# PROMPT
Leave out the pictures and transcribe everything else exactly.
====== INPUT ROWS ======
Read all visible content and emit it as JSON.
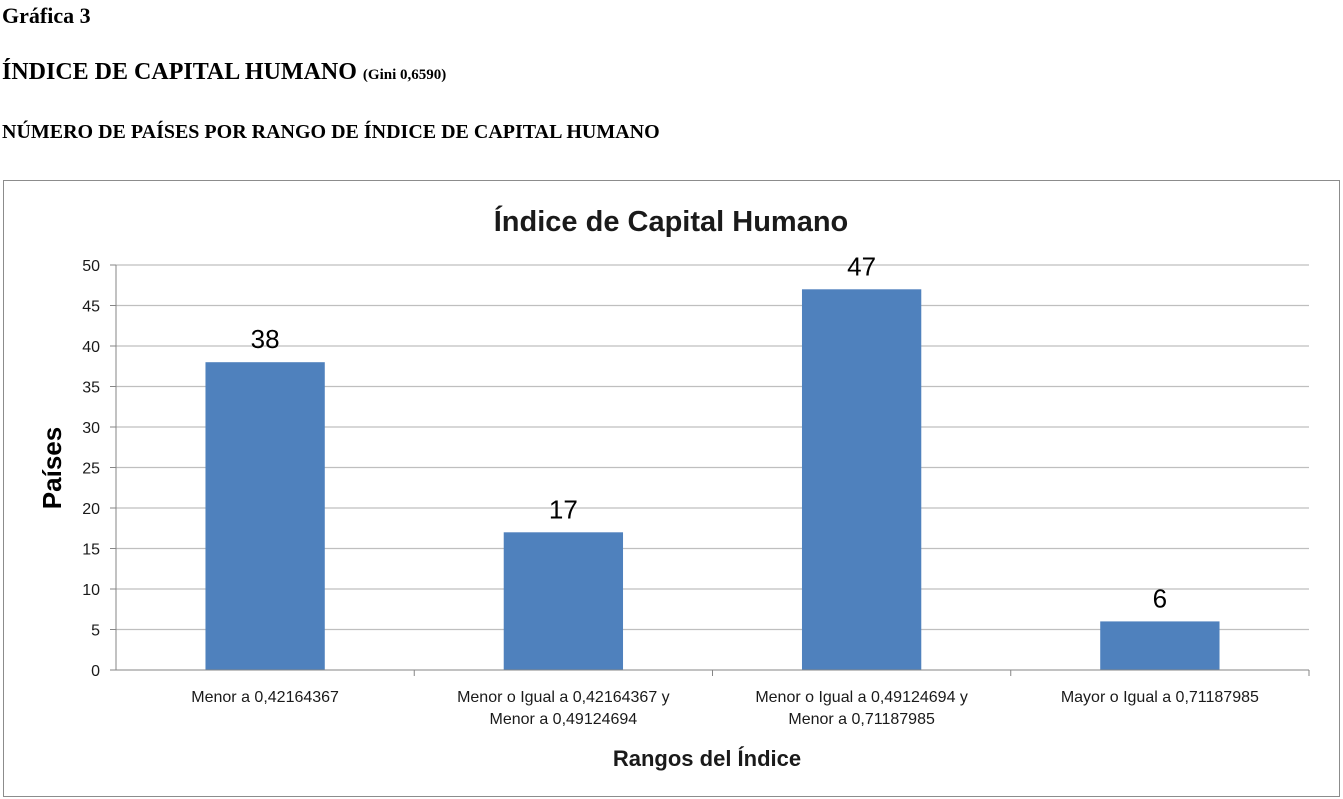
{
  "document": {
    "label": "Gráfica 3",
    "heading": "ÍNDICE DE CAPITAL HUMANO",
    "heading_note": "(Gini 0,6590)",
    "subheading": "NÚMERO DE PAÍSES POR RANGO DE ÍNDICE DE CAPITAL HUMANO"
  },
  "chart_data": {
    "type": "bar",
    "title": "Índice de Capital Humano",
    "xlabel": "Rangos del Índice",
    "ylabel": "Países",
    "categories": [
      [
        "Menor a 0,42164367"
      ],
      [
        "Menor o Igual a 0,42164367 y",
        "Menor a 0,49124694"
      ],
      [
        "Menor o Igual a 0,49124694 y",
        "Menor a 0,71187985"
      ],
      [
        "Mayor o Igual a 0,71187985"
      ]
    ],
    "values": [
      38,
      17,
      47,
      6
    ],
    "data_labels": [
      "38",
      "17",
      "47",
      "6"
    ],
    "ylim": [
      0,
      50
    ],
    "yticks": [
      "0",
      "5",
      "10",
      "15",
      "20",
      "25",
      "30",
      "35",
      "40",
      "45",
      "50"
    ],
    "grid": true,
    "legend": "none",
    "colors": {
      "bar": "#4f81bd",
      "grid": "#bfbfbf",
      "axis": "#868686"
    }
  }
}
======
# TASK ANSWER
Read all visible content and emit it as JSON.
{
  "document": {
    "label": "Gráfica 3",
    "heading": "ÍNDICE DE CAPITAL HUMANO",
    "heading_note": "(Gini 0,6590)",
    "subheading": "NÚMERO DE PAÍSES POR RANGO DE ÍNDICE DE CAPITAL HUMANO"
  },
  "chart_data": {
    "type": "bar",
    "title": "Índice de Capital Humano",
    "xlabel": "Rangos del Índice",
    "ylabel": "Países",
    "categories": [
      [
        "Menor a 0,42164367"
      ],
      [
        "Menor o Igual a 0,42164367 y",
        "Menor a 0,49124694"
      ],
      [
        "Menor o Igual a 0,49124694 y",
        "Menor a 0,71187985"
      ],
      [
        "Mayor o Igual a 0,71187985"
      ]
    ],
    "values": [
      38,
      17,
      47,
      6
    ],
    "data_labels": [
      "38",
      "17",
      "47",
      "6"
    ],
    "ylim": [
      0,
      50
    ],
    "yticks": [
      "0",
      "5",
      "10",
      "15",
      "20",
      "25",
      "30",
      "35",
      "40",
      "45",
      "50"
    ],
    "grid": true,
    "legend": "none",
    "colors": {
      "bar": "#4f81bd",
      "grid": "#bfbfbf",
      "axis": "#868686"
    }
  }
}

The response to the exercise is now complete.